TASK BRIEF: Keep every line where the word "Betűismeret" appears; drop the rest.

>> BEGIN

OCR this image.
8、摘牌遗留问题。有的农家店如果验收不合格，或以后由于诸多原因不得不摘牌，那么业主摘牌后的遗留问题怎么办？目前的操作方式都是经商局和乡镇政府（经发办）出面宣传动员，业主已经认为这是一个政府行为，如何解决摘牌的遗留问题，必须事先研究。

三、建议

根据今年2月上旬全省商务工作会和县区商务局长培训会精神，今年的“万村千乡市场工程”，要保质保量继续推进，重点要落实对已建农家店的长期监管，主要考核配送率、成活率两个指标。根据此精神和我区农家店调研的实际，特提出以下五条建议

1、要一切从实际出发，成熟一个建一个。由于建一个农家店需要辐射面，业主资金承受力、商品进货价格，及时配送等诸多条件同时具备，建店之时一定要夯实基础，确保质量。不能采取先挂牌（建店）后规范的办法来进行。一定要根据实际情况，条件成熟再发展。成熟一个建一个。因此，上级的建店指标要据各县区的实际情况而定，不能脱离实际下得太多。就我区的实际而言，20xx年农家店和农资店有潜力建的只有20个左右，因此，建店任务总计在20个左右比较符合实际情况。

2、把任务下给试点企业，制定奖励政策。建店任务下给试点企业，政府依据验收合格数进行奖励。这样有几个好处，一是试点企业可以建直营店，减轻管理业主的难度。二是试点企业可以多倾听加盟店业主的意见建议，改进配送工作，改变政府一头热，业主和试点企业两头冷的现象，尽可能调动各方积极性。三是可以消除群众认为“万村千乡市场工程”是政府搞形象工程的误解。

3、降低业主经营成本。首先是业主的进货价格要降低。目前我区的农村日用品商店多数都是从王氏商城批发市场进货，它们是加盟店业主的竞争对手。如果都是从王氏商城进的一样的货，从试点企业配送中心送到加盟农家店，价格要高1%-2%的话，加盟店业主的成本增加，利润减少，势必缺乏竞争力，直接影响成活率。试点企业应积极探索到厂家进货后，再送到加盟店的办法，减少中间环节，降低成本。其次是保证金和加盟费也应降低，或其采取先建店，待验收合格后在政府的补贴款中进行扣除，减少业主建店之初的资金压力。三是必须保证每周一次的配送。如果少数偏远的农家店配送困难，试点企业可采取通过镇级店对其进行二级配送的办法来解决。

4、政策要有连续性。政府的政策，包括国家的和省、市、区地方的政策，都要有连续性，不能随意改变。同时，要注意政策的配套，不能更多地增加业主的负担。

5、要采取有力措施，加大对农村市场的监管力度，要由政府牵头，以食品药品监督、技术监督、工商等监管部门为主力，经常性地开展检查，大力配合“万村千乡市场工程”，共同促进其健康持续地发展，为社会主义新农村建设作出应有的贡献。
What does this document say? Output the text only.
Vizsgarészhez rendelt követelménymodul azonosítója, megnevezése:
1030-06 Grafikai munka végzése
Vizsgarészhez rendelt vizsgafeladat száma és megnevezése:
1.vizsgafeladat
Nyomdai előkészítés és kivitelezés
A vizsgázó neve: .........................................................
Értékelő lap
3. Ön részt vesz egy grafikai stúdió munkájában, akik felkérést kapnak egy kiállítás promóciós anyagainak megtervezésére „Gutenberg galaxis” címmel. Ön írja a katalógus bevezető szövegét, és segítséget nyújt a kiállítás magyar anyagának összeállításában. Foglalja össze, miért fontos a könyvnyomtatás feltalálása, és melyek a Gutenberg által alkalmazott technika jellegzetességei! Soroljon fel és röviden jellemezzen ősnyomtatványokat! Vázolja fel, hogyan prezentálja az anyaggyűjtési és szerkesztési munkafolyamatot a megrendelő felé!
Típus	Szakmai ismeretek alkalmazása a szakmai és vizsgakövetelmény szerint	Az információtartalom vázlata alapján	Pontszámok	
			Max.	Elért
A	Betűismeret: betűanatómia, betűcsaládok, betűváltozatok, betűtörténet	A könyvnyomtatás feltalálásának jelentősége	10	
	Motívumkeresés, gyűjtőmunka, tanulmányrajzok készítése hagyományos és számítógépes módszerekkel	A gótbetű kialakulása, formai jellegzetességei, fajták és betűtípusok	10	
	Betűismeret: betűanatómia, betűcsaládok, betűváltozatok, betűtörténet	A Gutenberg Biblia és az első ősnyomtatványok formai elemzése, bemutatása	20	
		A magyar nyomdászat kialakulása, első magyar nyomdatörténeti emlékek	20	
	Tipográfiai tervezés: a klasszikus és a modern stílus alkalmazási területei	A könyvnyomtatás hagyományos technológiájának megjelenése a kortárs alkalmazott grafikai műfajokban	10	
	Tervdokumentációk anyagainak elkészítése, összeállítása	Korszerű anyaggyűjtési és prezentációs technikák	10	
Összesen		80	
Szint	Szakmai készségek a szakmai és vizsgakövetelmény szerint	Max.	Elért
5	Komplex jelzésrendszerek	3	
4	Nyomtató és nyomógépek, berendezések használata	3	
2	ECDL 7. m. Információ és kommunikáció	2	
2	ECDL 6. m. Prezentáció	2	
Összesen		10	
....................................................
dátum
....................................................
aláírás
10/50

>> END

WORKED ANSWER:
A	Betűismeret: betűanatómia, betűcsaládok, betűváltozatok, betűtörténet	A könyvnyomtatás feltalálásának jelentősége	10	
	Betűismeret: betűanatómia, betűcsaládok, betűváltozatok, betűtörténet	A Gutenberg Biblia és az első ősnyomtatványok formai elemzése, bemutatása	20	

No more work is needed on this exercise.